- _Passage to read_
★ ★ ★ ★ ★
- League: NCAA Division I FBS (Football Bowl Subdivision)
- Sport: Football
- Duration: September 2015 to January 2016
- Teams: 14

2016 NFL Draft
- Top draft pick: Jalen Ramsey (Florida State)
- Picked by: Jacksonville Jaguars, 5th overall

Regular season
- Atlantic champions: Clemson Tigers
- Coastal champions: North Carolina Tar Heels

ACC Championship Game
- Champions: Clemson Tigers
- Finals MVP: Deshaun Watson

ACC seasons
- ← 20142016 →

= 2015 Atlantic Coast Conference football season =

The 2015 Atlantic Coast Conference football season was the 63rd season of college football play for the Atlantic Coast Conference (ACC). It was played from September 2015 to January 2016. The Atlantic Coast Conference consisted of 14 members in two divisions. The Atlantic Division consisted of Boston College, Clemson, Florida State, Louisville, North Carolina State, Syracuse, and Wake Forest. The Coastal Division consisted of Duke, Georgia Tech, Miami, North Carolina, Pittsburgh, Virginia, and Virginia Tech. The division champions, Clemson and North Carolina, met on December 5 in the 2015 ACC Championship Game, in Charlotte, North Carolina at Bank of America Stadium.

==Preseason==

===Preseason Poll===
The 2015 ACC Preseason Poll was announced at the ACC Football Kickoff meetings in Pinehurst, North Carolina on July 19–21. Georgia Tech was voted to win Coastal division while Clemson was voted to win the Atlantic division and the conference. Deshaun Watson of Clemson was voted the Preseason ACC Player of the Year.

====Atlantic Division poll====
1. Clemson – 1,032 (101 first place votes)
2. Florida State – 992 (56)
3. Louisville – 746 (1)
4. North Carolina State - 673
5. Boston College – 473
6. Syracuse – 291
7. Wake Forest – 217

====Coastal Division poll====
1. Georgia Tech – 991 (96)
2. Virginia Tech – 841 (44)
3. Miami – 632 (7)
4. Duke – 615 (4)
5. North Carolina – 590 (4)
6. Pittsburgh - 535 (3)
★ ★ ★ ★ ★
- _Objective_
In the text on the 2015 ACC football season, what is the part that opens with the words containing "3. Louisville –" and closes with "Miami – 632 (7)"? Repeat it word for word. The records play no part in what comes next.

(Element and coordinate records)
★ ★ ★ ★ ★
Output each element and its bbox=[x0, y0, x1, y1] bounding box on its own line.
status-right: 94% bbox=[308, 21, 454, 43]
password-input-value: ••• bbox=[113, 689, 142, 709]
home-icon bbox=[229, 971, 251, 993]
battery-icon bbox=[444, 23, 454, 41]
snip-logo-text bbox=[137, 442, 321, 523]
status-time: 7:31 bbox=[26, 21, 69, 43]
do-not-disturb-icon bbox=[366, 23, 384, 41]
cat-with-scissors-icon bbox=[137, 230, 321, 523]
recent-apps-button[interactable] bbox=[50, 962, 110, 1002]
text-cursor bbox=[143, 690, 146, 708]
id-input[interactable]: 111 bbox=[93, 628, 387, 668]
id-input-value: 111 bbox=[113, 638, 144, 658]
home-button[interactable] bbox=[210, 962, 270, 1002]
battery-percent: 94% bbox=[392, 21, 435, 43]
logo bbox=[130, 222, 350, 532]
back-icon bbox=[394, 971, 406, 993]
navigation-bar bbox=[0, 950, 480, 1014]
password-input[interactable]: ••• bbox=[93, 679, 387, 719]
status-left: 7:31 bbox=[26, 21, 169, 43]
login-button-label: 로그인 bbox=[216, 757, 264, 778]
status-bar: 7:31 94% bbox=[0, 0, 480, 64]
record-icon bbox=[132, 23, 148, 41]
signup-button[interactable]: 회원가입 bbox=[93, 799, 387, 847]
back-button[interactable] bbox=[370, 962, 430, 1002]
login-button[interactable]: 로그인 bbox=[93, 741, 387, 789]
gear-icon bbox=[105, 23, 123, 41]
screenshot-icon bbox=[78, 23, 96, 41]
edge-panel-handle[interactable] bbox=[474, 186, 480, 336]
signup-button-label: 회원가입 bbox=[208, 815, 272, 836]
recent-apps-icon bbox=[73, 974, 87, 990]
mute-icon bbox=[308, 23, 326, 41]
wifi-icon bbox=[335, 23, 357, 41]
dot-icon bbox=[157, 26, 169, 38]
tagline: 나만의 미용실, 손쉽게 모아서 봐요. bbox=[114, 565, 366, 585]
★ ★ ★ ★ ★
- _Task response_
3. Louisville – 746 (1)
4. North Carolina State - 673
5. Boston College – 473
6. Syracuse – 291
7. Wake Forest – 217

====Coastal Division poll====
1. Georgia Tech – 991 (96)
2. Virginia Tech – 841 (44)
3. Miami – 632 (7)